**WORK TO BE COMPLETED:** Below are the records; copy each line in them that holds the word "this".

**EXTRACTED INFORMATION:**

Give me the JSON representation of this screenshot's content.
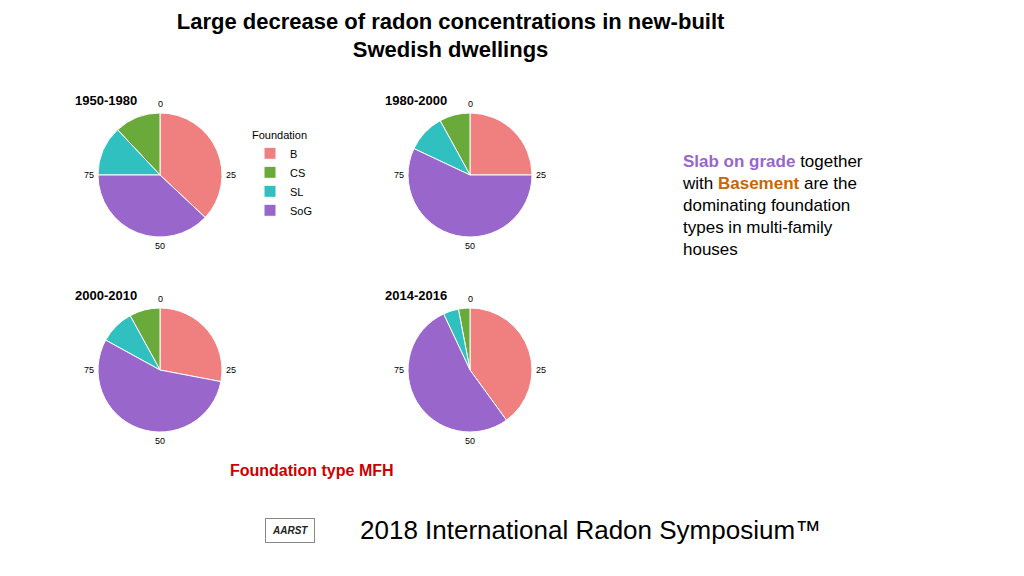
{
  "title": "Large decrease of radon concentrations in new-built\nSwedish dwellings",
  "xlabel": {
    "text": "Foundation type MFH",
    "color": "#cc0000"
  },
  "annotations": [
    {
      "lines": [
        [
          {
            "text": "Slab on grade",
            "color": "#9966CC"
          },
          {
            "text": " together"
          }
        ],
        [
          {
            "text": "with "
          },
          {
            "text": "Basement",
            "color": "#cc6600"
          },
          {
            "text": " are the"
          }
        ],
        [
          {
            "text": "dominating foundation"
          }
        ],
        [
          {
            "text": "types in multi-family"
          }
        ],
        [
          {
            "text": "houses"
          }
        ]
      ]
    },
    {
      "text": "AARST"
    },
    {
      "text": "2018 International Radon Symposium™"
    }
  ],
  "chart_data": [
    {
      "type": "pie",
      "title": "1950-1980",
      "categories": [
        "B",
        "CS",
        "SL",
        "SoG"
      ],
      "values": [
        37,
        12,
        13,
        38
      ],
      "colors": [
        "#F08080",
        "#6aaa3a",
        "#30c0c0",
        "#9966CC"
      ],
      "legend_title": "Foundation",
      "ticks": [
        0,
        25,
        50,
        75
      ]
    },
    {
      "type": "pie",
      "title": "1980-2000",
      "categories": [
        "B",
        "CS",
        "SL",
        "SoG"
      ],
      "values": [
        25,
        8,
        10,
        57
      ],
      "colors": [
        "#F08080",
        "#6aaa3a",
        "#30c0c0",
        "#9966CC"
      ],
      "legend_title": "Foundation",
      "ticks": [
        0,
        25,
        50,
        75
      ]
    },
    {
      "type": "pie",
      "title": "2000-2010",
      "categories": [
        "B",
        "CS",
        "SL",
        "SoG"
      ],
      "values": [
        28,
        8,
        9,
        55
      ],
      "colors": [
        "#F08080",
        "#6aaa3a",
        "#30c0c0",
        "#9966CC"
      ],
      "legend_title": "Foundation",
      "ticks": [
        0,
        25,
        50,
        75
      ]
    },
    {
      "type": "pie",
      "title": "2014-2016",
      "categories": [
        "B",
        "CS",
        "SL",
        "SoG"
      ],
      "values": [
        40,
        3,
        4,
        53
      ],
      "colors": [
        "#F08080",
        "#6aaa3a",
        "#30c0c0",
        "#9966CC"
      ],
      "legend_title": "Foundation",
      "ticks": [
        0,
        25,
        50,
        75
      ]
    }
  ]
}
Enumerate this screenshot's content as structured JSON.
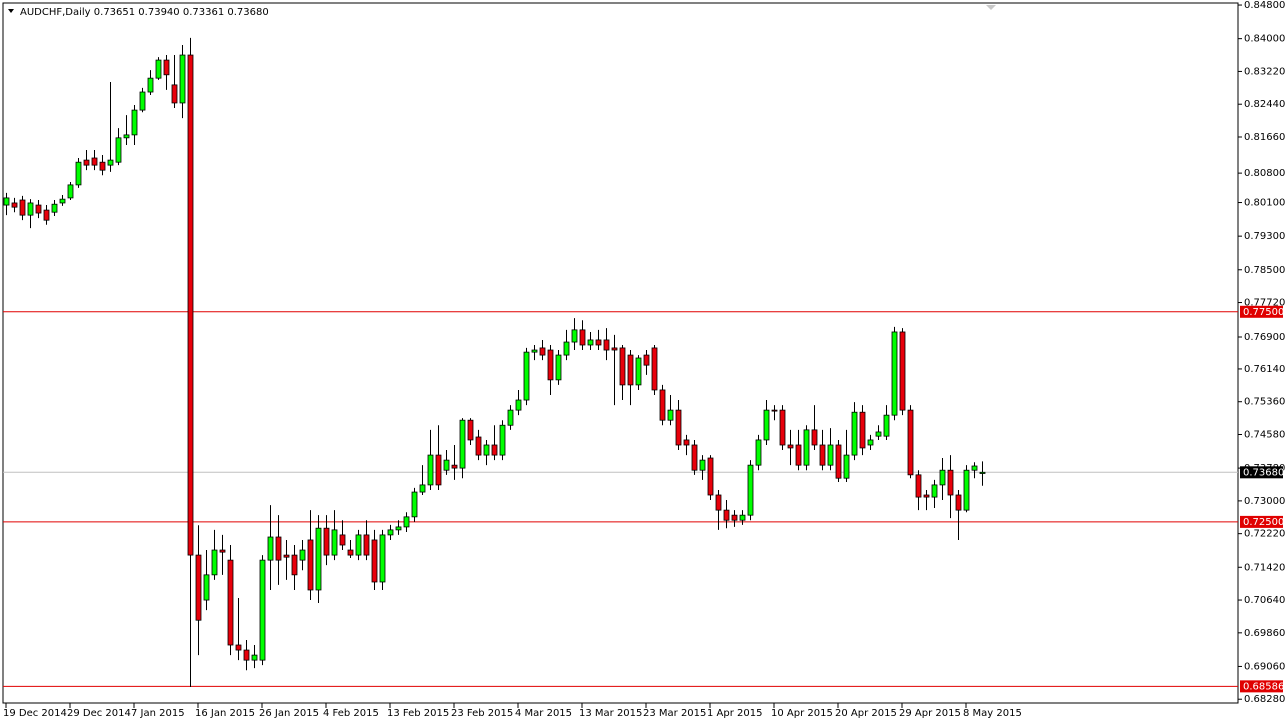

**RESPONSE TO THE EXERCISE:**
Give me the JSON representation of this screenshot's content.
Enumerate this screenshot's content as structured JSON.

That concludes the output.